- [Material supplied]:
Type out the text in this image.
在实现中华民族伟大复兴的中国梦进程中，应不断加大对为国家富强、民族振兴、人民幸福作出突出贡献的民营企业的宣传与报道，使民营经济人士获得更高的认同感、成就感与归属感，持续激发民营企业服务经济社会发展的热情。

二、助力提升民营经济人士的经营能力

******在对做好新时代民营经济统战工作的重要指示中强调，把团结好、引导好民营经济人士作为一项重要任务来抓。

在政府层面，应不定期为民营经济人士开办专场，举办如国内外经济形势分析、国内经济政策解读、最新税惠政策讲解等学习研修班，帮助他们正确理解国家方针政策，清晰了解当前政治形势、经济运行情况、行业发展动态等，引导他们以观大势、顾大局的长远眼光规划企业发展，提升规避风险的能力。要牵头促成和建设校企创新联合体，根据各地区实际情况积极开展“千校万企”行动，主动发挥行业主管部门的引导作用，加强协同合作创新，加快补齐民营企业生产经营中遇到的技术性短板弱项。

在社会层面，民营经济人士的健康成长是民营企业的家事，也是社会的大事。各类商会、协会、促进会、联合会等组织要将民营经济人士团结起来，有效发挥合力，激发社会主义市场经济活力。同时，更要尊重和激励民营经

- [Problem]: Reproduce each record exactly as it appears.

- [Result for this task]:
Type out the text in this image.
在实现中华民族伟大复兴的中国梦进程中，应不断加大对为国家富强、民族振兴、人民幸福作出突出贡献的民营企业的宣传与报道，使民营经济人士获得更高的认同感、成就感与归属感，持续激发民营企业服务经济社会发展的热情。

二、助力提升民营经济人士的经营能力

******在对做好新时代民营经济统战工作的重要指示中强调，把团结好、引导好民营经济人士作为一项重要任务来抓。

在政府层面，应不定期为民营经济人士开办专场，举办如国内外经济形势分析、国内经济政策解读、最新税惠政策讲解等学习研修班，帮助他们正确理解国家方针政策，清晰了解当前政治形势、经济运行情况、行业发展动态等，引导他们以观大势、顾大局的长远眼光规划企业发展，提升规避风险的能力。要牵头促成和建设校企创新联合体，根据各地区实际情况积极开展“千校万企”行动，主动发挥行业主管部门的引导作用，加强协同合作创新，加快补齐民营企业生产经营中遇到的技术性短板弱项。

在社会层面，民营经济人士的健康成长是民营企业的家事，也是社会的大事。各类商会、协会、促进会、联合会等组织要将民营经济人士团结起来，有效发挥合力，激发社会主义市场经济活力。同时，更要尊重和激励民营经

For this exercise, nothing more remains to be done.